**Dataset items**
● ● ●
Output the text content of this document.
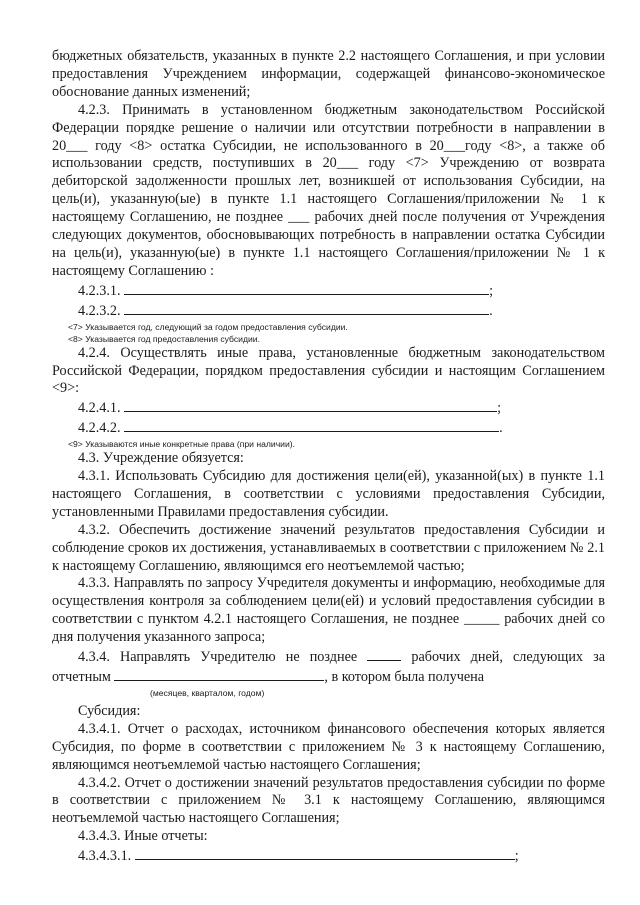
бюджетных обязательств, указанных в пункте 2.2 настоящего Соглашения, и при условии предоставления Учреждением информации, содержащей финансово-экономическое обоснование данных изменений;

4.2.3. Принимать в установленном бюджетным законодательством Российской Федерации порядке решение о наличии или отсутствии потребности в направлении в 20___ году <8> остатка Субсидии, не использованного в 20___году <8>, а также об использовании средств, поступивших в 20___ году <7> Учреждению от возврата дебиторской задолженности прошлых лет, возникшей от использования Субсидии, на цель(и), указанную(ые) в пункте 1.1 настоящего Соглашения/приложении № 1 к настоящему Соглашению, не позднее ___ рабочих дней после получения от Учреждения следующих документов, обосновывающих потребность в направлении остатка Субсидии на цель(и), указанную(ые) в пункте 1.1 настоящего Соглашения/приложении № 1 к настоящему Соглашению :

4.2.3.1.	;

4.2.3.2.	.

<7> Указывается год, следующий за годом предоставления субсидии.

<8> Указывается год предоставления субсидии.

4.2.4. Осуществлять иные права, установленные бюджетным законодательством Российской Федерации, порядком предоставления субсидии и настоящим Соглашением <9>:

4.2.4.1.	;

4.2.4.2.	.

<9> Указываются иные конкретные права (при наличии).

4.3. Учреждение обязуется:

4.3.1. Использовать Субсидию для достижения цели(ей), указанной(ых) в пункте 1.1 настоящего Соглашения, в соответствии с условиями предоставления Субсидии, установленными Правилами предоставления субсидии.

4.3.2. Обеспечить достижение значений результатов предоставления Субсидии и соблюдение сроков их достижения, устанавливаемых в соответствии с приложением № 2.1 к настоящему Соглашению, являющимся его неотъемлемой частью;

4.3.3. Направлять по запросу Учредителя документы и информацию, необходимые для осуществления контроля за соблюдением цели(ей) и условий предоставления субсидии в соответствии с пунктом 4.2.1 настоящего Соглашения, не позднее _____ рабочих дней со дня получения указанного запроса;

4.3.4. Направлять Учредителю не позднее	рабочих дней, следующих за отчетным	, в котором была получена

(месяцев, кварталом, годом)

Субсидия:

4.3.4.1. Отчет о расходах, источником финансового обеспечения которых является Субсидия, по форме в соответствии с приложением № 3 к настоящему Соглашению, являющимся неотъемлемой частью настоящего Соглашения;

4.3.4.2. Отчет о достижении значений результатов предоставления субсидии по форме в соответствии с приложением № 3.1 к настоящему Соглашению, являющимся неотъемлемой частью настоящего Соглашения;

4.3.4.3. Иные отчеты:

4.3.4.3.1.	;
● ● ●
**The exercise**
Copy every line of the material in which the word "годом" occurs.

**Exercise answer**
<7> Указывается год, следующий за годом предоставления субсидии.
(месяцев, кварталом, годом)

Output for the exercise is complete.